Some records:
┄┄┄┄┄┄┄┄┄┄

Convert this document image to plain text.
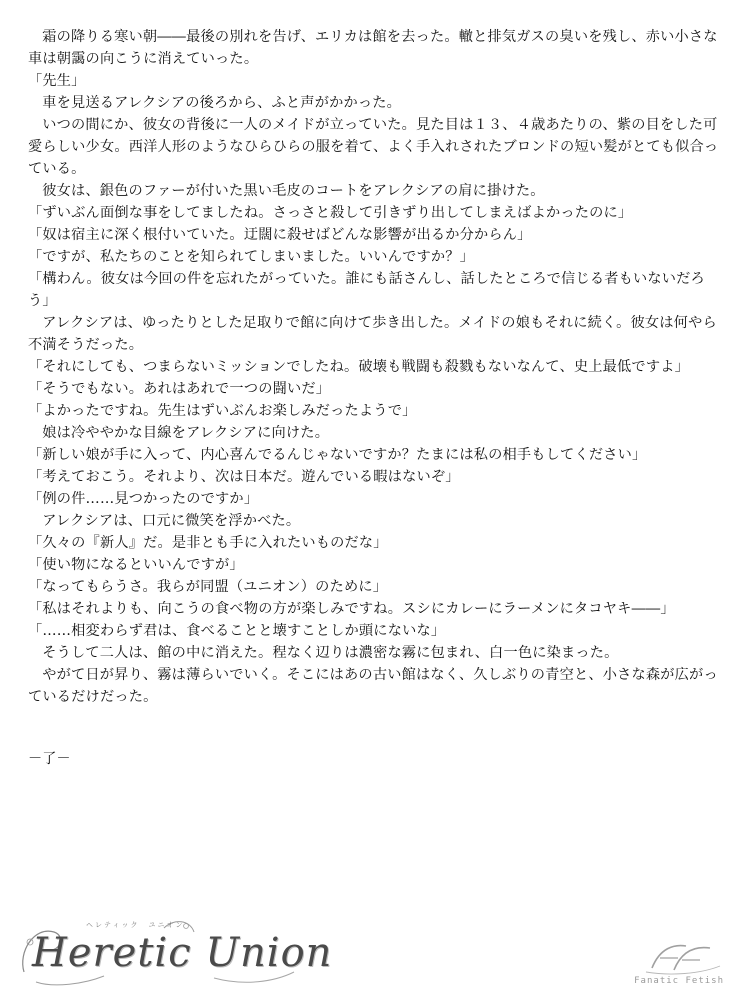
霜の降りる寒い朝――最後の別れを告げ、エリカは館を去った。轍と排気ガスの臭いを残し、赤い小さな車は朝靄の向こうに消えていった。

「先生」

車を見送るアレクシアの後ろから、ふと声がかかった。

いつの間にか、彼女の背後に一人のメイドが立っていた。見た目は１３、４歳あたりの、紫の目をした可愛らしい少女。西洋人形のようなひらひらの服を着て、よく手入れされたブロンドの短い髪がとても似合っている。

彼女は、銀色のファーが付いた黒い毛皮のコートをアレクシアの肩に掛けた。

「ずいぶん面倒な事をしてましたね。さっさと殺して引きずり出してしまえばよかったのに」

「奴は宿主に深く根付いていた。迂闊に殺せばどんな影響が出るか分からん」

「ですが、私たちのことを知られてしまいました。いいんですか？」

「構わん。彼女は今回の件を忘れたがっていた。誰にも話さんし、話したところで信じる者もいないだろう」

アレクシアは、ゆったりとした足取りで館に向けて歩き出した。メイドの娘もそれに続く。彼女は何やら不満そうだった。

「それにしても、つまらないミッションでしたね。破壊も戦闘も殺戮もないなんて、史上最低ですよ」

「そうでもない。あれはあれで一つの闘いだ」

「よかったですね。先生はずいぶんお楽しみだったようで」

娘は冷ややかな目線をアレクシアに向けた。

「新しい娘が手に入って、内心喜んでるんじゃないですか？たまには私の相手もしてください」

「考えておこう。それより、次は日本だ。遊んでいる暇はないぞ」

「例の件……見つかったのですか」

アレクシアは、口元に微笑を浮かべた。

「久々の『新人』だ。是非とも手に入れたいものだな」

「使い物になるといいんですが」

「なってもらうさ。我らが同盟（ユニオン）のために」

「私はそれよりも、向こうの食べ物の方が楽しみですね。スシにカレーにラーメンにタコヤキ――」

「……相変わらず君は、食べることと壊すことしか頭にないな」

そうして二人は、館の中に消えた。程なく辺りは濃密な霧に包まれ、白一色に染まった。

やがて日が昇り、霧は薄らいでいく。そこにはあの古い館はなく、久しぶりの青空と、小さな森が広がっているだけだった。

－了－
ヘレティック　ユニオン
Heretic Union
Fanatic Fetish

┄┄┄┄┄┄┄┄┄┄

- _Objective_
Extract all lines that hold the word "アレクシアは".

- _The reply_
アレクシアは、ゆったりとした足取りで館に向けて歩き出した。メイドの娘もそれに続く。彼女は何やら不満そうだった。
アレクシアは、口元に微笑を浮かべた。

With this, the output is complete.